Dataset entries
[START]
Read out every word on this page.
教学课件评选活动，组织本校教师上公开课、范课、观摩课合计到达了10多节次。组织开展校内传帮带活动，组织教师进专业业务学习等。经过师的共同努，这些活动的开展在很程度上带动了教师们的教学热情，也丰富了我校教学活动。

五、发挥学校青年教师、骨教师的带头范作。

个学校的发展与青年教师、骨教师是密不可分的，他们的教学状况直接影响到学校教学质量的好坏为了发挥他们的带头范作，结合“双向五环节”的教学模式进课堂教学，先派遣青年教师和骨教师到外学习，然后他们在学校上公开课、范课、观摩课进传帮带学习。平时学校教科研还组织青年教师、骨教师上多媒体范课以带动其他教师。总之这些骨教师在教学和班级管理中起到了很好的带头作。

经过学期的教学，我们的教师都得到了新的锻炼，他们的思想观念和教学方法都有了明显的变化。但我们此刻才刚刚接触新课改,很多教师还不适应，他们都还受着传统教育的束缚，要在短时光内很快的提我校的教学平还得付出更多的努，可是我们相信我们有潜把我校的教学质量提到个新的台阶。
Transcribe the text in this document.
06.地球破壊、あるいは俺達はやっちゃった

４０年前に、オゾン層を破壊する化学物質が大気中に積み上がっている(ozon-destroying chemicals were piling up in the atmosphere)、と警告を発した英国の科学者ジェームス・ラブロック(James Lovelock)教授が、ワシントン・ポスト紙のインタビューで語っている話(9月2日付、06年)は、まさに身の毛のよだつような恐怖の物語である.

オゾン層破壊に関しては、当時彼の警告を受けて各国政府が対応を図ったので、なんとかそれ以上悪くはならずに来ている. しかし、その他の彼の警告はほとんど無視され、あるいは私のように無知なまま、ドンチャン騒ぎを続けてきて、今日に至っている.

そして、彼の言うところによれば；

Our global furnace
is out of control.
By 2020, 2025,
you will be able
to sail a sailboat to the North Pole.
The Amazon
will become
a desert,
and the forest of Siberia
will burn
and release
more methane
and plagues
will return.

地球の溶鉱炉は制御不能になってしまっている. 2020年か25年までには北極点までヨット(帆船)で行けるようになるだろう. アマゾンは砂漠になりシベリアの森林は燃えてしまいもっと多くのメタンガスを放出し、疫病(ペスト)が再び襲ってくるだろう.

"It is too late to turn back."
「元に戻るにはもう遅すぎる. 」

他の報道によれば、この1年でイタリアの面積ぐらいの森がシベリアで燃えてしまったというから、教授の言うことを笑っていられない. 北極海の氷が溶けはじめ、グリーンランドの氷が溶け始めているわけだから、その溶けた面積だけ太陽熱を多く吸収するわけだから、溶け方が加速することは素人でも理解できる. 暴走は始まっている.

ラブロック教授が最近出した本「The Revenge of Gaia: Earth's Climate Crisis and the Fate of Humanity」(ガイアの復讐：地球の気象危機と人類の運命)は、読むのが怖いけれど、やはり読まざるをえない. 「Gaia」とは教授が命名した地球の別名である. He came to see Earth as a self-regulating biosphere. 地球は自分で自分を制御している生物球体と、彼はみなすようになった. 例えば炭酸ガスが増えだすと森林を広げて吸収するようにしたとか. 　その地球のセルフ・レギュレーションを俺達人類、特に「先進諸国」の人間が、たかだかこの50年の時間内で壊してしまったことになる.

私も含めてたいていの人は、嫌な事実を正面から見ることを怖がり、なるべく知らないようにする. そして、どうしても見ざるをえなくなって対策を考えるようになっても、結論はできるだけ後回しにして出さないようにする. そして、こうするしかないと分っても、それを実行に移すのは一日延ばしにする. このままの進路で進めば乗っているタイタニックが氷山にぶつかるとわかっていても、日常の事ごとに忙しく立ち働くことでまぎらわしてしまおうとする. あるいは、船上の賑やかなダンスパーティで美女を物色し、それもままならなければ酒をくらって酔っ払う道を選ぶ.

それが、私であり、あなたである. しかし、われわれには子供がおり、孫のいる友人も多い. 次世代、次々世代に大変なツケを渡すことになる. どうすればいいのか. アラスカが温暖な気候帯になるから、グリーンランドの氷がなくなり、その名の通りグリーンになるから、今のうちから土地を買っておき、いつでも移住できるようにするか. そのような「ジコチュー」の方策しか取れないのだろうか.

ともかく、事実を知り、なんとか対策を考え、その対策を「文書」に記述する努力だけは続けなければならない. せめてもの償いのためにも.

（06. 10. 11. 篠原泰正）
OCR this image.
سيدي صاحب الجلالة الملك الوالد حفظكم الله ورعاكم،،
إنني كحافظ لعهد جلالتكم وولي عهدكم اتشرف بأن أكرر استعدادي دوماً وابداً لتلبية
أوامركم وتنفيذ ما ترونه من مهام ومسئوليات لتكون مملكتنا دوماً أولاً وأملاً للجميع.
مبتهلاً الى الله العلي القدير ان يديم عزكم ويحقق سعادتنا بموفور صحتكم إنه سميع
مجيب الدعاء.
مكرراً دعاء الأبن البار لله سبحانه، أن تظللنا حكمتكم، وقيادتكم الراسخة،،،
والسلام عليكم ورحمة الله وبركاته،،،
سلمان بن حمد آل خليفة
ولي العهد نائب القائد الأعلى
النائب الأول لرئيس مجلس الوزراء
[END]
> **EXERCISE OBJECTIVE**: Quote every line from the line containing "OCR this image." through the closing line of the listing, including both.

> **ANSWER BELOW**:
OCR this image.
سيدي صاحب الجلالة الملك الوالد حفظكم الله ورعاكم،،
إنني كحافظ لعهد جلالتكم وولي عهدكم اتشرف بأن أكرر استعدادي دوماً وابداً لتلبية
أوامركم وتنفيذ ما ترونه من مهام ومسئوليات لتكون مملكتنا دوماً أولاً وأملاً للجميع.
مبتهلاً الى الله العلي القدير ان يديم عزكم ويحقق سعادتنا بموفور صحتكم إنه سميع
مجيب الدعاء.
مكرراً دعاء الأبن البار لله سبحانه، أن تظللنا حكمتكم، وقيادتكم الراسخة،،،
والسلام عليكم ورحمة الله وبركاته،،،
سلمان بن حمد آل خليفة
ولي العهد نائب القائد الأعلى
النائب الأول لرئيس مجلس الوزراء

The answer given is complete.